SUPPLIED DATA:
** Begin **

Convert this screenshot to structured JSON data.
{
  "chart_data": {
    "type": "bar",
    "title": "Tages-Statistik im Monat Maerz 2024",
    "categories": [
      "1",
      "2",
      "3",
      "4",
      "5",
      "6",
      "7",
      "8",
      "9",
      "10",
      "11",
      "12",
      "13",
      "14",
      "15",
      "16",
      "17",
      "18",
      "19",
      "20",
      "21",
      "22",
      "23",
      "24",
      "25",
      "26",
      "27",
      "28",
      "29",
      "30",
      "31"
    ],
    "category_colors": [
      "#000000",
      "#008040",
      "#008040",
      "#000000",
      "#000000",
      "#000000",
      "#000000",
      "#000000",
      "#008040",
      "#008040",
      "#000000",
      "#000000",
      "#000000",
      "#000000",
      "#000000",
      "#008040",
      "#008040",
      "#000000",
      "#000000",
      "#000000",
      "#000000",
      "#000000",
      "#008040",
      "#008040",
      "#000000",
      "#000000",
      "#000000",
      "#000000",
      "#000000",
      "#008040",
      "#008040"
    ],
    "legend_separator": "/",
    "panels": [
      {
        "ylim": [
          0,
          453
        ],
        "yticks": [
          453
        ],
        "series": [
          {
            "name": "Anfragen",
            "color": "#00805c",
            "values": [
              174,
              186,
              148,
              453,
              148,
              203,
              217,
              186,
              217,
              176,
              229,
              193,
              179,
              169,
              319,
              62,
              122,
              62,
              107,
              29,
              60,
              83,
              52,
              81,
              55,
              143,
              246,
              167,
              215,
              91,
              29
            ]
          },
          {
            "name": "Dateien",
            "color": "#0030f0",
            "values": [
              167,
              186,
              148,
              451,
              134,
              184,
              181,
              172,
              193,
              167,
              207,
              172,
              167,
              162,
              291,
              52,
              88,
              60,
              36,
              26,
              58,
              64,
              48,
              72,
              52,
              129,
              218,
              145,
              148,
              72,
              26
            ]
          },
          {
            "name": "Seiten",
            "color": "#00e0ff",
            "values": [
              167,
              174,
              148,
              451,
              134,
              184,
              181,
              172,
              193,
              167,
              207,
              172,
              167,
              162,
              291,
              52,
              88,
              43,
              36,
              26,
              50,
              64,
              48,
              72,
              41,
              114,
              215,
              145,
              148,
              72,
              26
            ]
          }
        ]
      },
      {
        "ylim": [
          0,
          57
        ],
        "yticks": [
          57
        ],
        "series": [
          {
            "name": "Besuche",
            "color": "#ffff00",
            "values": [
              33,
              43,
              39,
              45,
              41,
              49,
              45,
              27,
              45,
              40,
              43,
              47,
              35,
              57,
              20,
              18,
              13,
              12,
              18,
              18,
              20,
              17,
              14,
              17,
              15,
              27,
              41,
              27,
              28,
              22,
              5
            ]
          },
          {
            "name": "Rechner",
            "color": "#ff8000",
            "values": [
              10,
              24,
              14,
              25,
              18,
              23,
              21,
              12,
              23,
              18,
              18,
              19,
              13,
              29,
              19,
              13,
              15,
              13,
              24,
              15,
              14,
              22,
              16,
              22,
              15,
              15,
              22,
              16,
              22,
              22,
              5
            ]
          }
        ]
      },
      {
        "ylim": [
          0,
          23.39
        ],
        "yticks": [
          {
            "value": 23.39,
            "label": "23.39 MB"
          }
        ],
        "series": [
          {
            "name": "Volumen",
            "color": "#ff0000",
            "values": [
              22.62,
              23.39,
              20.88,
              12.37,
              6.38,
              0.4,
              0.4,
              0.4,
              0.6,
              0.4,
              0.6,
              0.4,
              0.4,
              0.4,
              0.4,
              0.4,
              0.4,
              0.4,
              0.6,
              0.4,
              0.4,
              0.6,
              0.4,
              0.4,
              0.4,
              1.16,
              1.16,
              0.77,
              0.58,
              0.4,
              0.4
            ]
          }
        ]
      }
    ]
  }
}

** End **

Take the records above and return them exactly as written.

OUTPUT OF THE TASK:
Convert this screenshot to structured JSON data.
{
  "chart_data": {
    "type": "bar",
    "title": "Tages-Statistik im Monat Maerz 2024",
    "categories": [
      "1",
      "2",
      "3",
      "4",
      "5",
      "6",
      "7",
      "8",
      "9",
      "10",
      "11",
      "12",
      "13",
      "14",
      "15",
      "16",
      "17",
      "18",
      "19",
      "20",
      "21",
      "22",
      "23",
      "24",
      "25",
      "26",
      "27",
      "28",
      "29",
      "30",
      "31"
    ],
    "category_colors": [
      "#000000",
      "#008040",
      "#008040",
      "#000000",
      "#000000",
      "#000000",
      "#000000",
      "#000000",
      "#008040",
      "#008040",
      "#000000",
      "#000000",
      "#000000",
      "#000000",
      "#000000",
      "#008040",
      "#008040",
      "#000000",
      "#000000",
      "#000000",
      "#000000",
      "#000000",
      "#008040",
      "#008040",
      "#000000",
      "#000000",
      "#000000",
      "#000000",
      "#000000",
      "#008040",
      "#008040"
    ],
    "legend_separator": "/",
    "panels": [
      {
        "ylim": [
          0,
          453
        ],
        "yticks": [
          453
        ],
        "series": [
          {
            "name": "Anfragen",
            "color": "#00805c",
            "values": [
              174,
              186,
              148,
              453,
              148,
              203,
              217,
              186,
              217,
              176,
              229,
              193,
              179,
              169,
              319,
              62,
              122,
              62,
              107,
              29,
              60,
              83,
              52,
              81,
              55,
              143,
              246,
              167,
              215,
              91,
              29
            ]
          },
          {
            "name": "Dateien",
            "color": "#0030f0",
            "values": [
              167,
              186,
              148,
              451,
              134,
              184,
              181,
              172,
              193,
              167,
              207,
              172,
              167,
              162,
              291,
              52,
              88,
              60,
              36,
              26,
              58,
              64,
              48,
              72,
              52,
              129,
              218,
              145,
              148,
              72,
              26
            ]
          },
          {
            "name": "Seiten",
            "color": "#00e0ff",
            "values": [
              167,
              174,
              148,
              451,
              134,
              184,
              181,
              172,
              193,
              167,
              207,
              172,
              167,
              162,
              291,
              52,
              88,
              43,
              36,
              26,
              50,
              64,
              48,
              72,
              41,
              114,
              215,
              145,
              148,
              72,
              26
            ]
          }
        ]
      },
      {
        "ylim": [
          0,
          57
        ],
        "yticks": [
          57
        ],
        "series": [
          {
            "name": "Besuche",
            "color": "#ffff00",
            "values": [
              33,
              43,
              39,
              45,
              41,
              49,
              45,
              27,
              45,
              40,
              43,
              47,
              35,
              57,
              20,
              18,
              13,
              12,
              18,
              18,
              20,
              17,
              14,
              17,
              15,
              27,
              41,
              27,
              28,
              22,
              5
            ]
          },
          {
            "name": "Rechner",
            "color": "#ff8000",
            "values": [
              10,
              24,
              14,
              25,
              18,
              23,
              21,
              12,
              23,
              18,
              18,
              19,
              13,
              29,
              19,
              13,
              15,
              13,
              24,
              15,
              14,
              22,
              16,
              22,
              15,
              15,
              22,
              16,
              22,
              22,
              5
            ]
          }
        ]
      },
      {
        "ylim": [
          0,
          23.39
        ],
        "yticks": [
          {
            "value": 23.39,
            "label": "23.39 MB"
          }
        ],
        "series": [
          {
            "name": "Volumen",
            "color": "#ff0000",
            "values": [
              22.62,
              23.39,
              20.88,
              12.37,
              6.38,
              0.4,
              0.4,
              0.4,
              0.6,
              0.4,
              0.6,
              0.4,
              0.4,
              0.4,
              0.4,
              0.4,
              0.4,
              0.4,
              0.6,
              0.4,
              0.4,
              0.6,
              0.4,
              0.4,
              0.4,
              1.16,
              1.16,
              0.77,
              0.58,
              0.4,
              0.4
            ]
          }
        ]
      }
    ]
  }
}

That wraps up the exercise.